*Task description*
Work out the number of lines containing "Zeiger". Give that number alone.
* START *
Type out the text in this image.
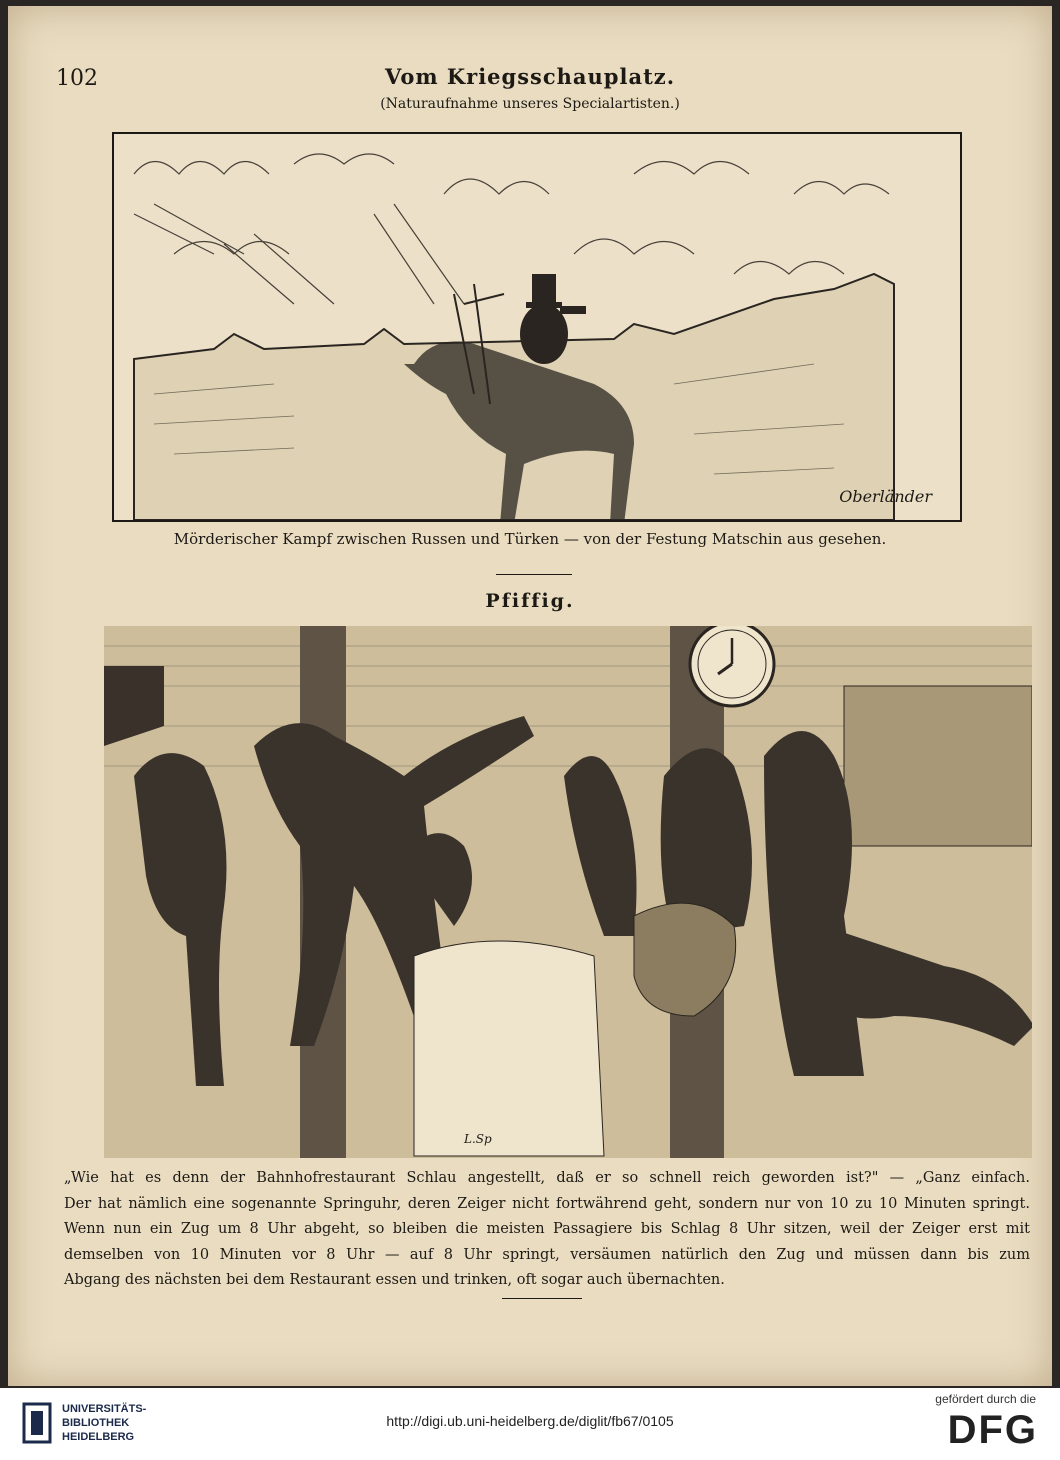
102	Vom Kriegsschauplatz.
(Naturaufnahme unseres Specialartisten.)
Oberländer
Mörderischer Kampf zwischen Russen und Türken — von der Festung Matschin aus gesehen.
Pfiffig.
L.Sp
„Wie hat es denn der Bahnhofrestaurant Schlau angestellt, daß er so schnell reich geworden ist?" — „Ganz einfach.
Der hat nämlich eine sogenannte Springuhr, deren Zeiger nicht fortwährend geht, sondern nur von 10 zu 10 Minuten springt.
Wenn nun ein Zug um 8 Uhr abgeht, so bleiben die meisten Passagiere bis Schlag 8 Uhr sitzen, weil der Zeiger erst mit
demselben von 10 Minuten vor 8 Uhr — auf 8 Uhr springt, versäumen natürlich den Zug und müssen dann bis zum
Abgang des nächsten bei dem Restaurant essen und trinken, oft sogar auch übernachten.
UNIVERSITÄTS-
BIBLIOTHEK
HEIDELBERG
http://digi.ub.uni-heidelberg.de/diglit/fb67/0105
gefördert durch die
DFG
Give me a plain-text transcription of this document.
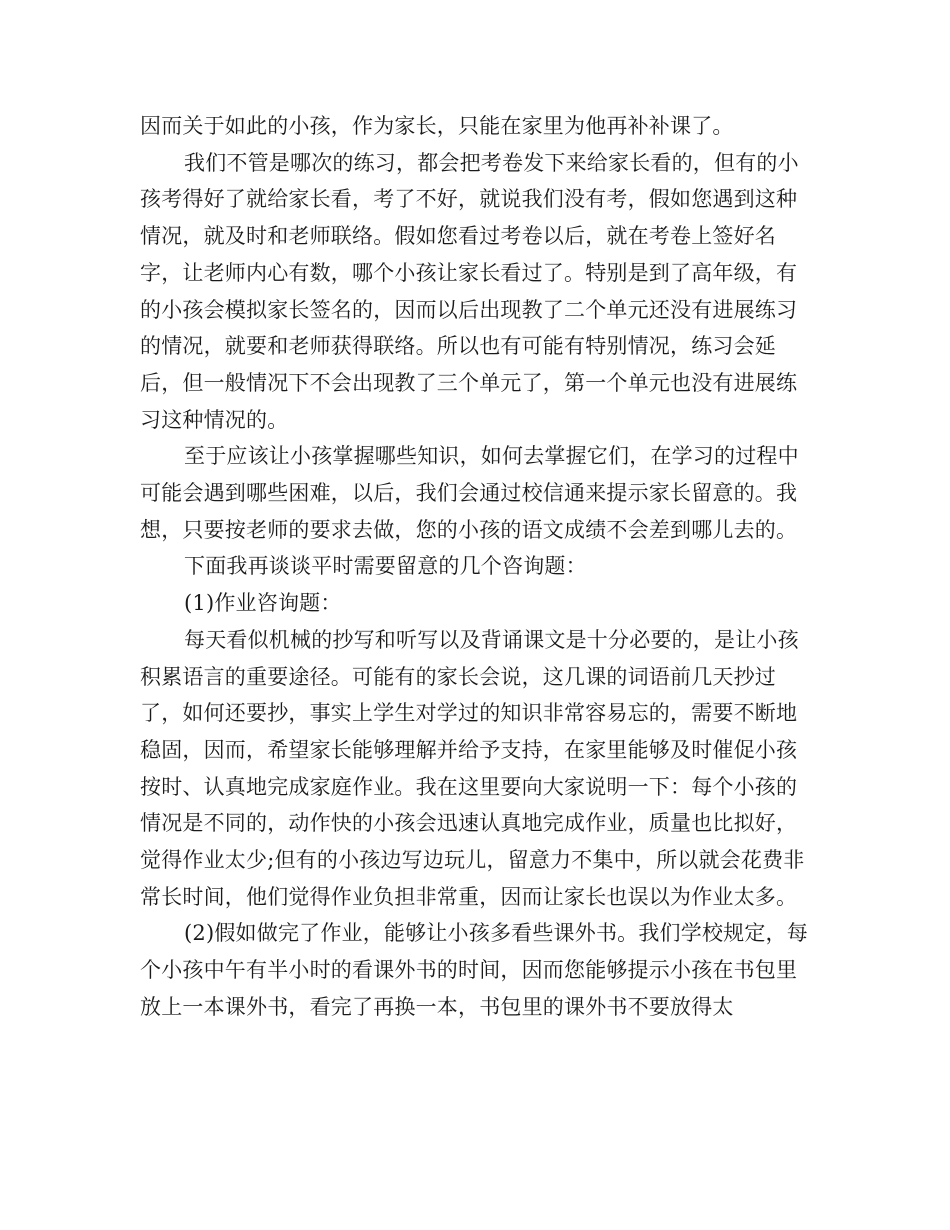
因而关于如此的小孩，作为家长，只能在家里为他再补补课了。

我们不管是哪次的练习，都会把考卷发下来给家长看的，但有的小孩考得好了就给家长看，考了不好，就说我们没有考，假如您遇到这种情况，就及时和老师联络。假如您看过考卷以后，就在考卷上签好名字，让老师内心有数，哪个小孩让家长看过了。特别是到了高年级，有的小孩会模拟家长签名的，因而以后出现教了二个单元还没有进展练习的情况，就要和老师获得联络。所以也有可能有特别情况，练习会延后，但一般情况下不会出现教了三个单元了，第一个单元也没有进展练习这种情况的。

至于应该让小孩掌握哪些知识，如何去掌握它们，在学习的过程中可能会遇到哪些困难，以后，我们会通过校信通来提示家长留意的。我想，只要按老师的要求去做，您的小孩的语文成绩不会差到哪儿去的。

下面我再谈谈平时需要留意的几个咨询题：

(1)作业咨询题：

每天看似机械的抄写和听写以及背诵课文是十分必要的，是让小孩积累语言的重要途径。可能有的家长会说，这几课的词语前几天抄过了，如何还要抄，事实上学生对学过的知识非常容易忘的，需要不断地稳固，因而，希望家长能够理解并给予支持，在家里能够及时催促小孩按时、认真地完成家庭作业。我在这里要向大家说明一下：每个小孩的情况是不同的，动作快的小孩会迅速认真地完成作业，质量也比拟好，觉得作业太少;但有的小孩边写边玩儿，留意力不集中，所以就会花费非常长时间，他们觉得作业负担非常重，因而让家长也误以为作业太多。

(2)假如做完了作业，能够让小孩多看些课外书。我们学校规定，每个小孩中午有半小时的看课外书的时间，因而您能够提示小孩在书包里放上一本课外书，看完了再换一本，书包里的课外书不要放得太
* END *
*Full output*
2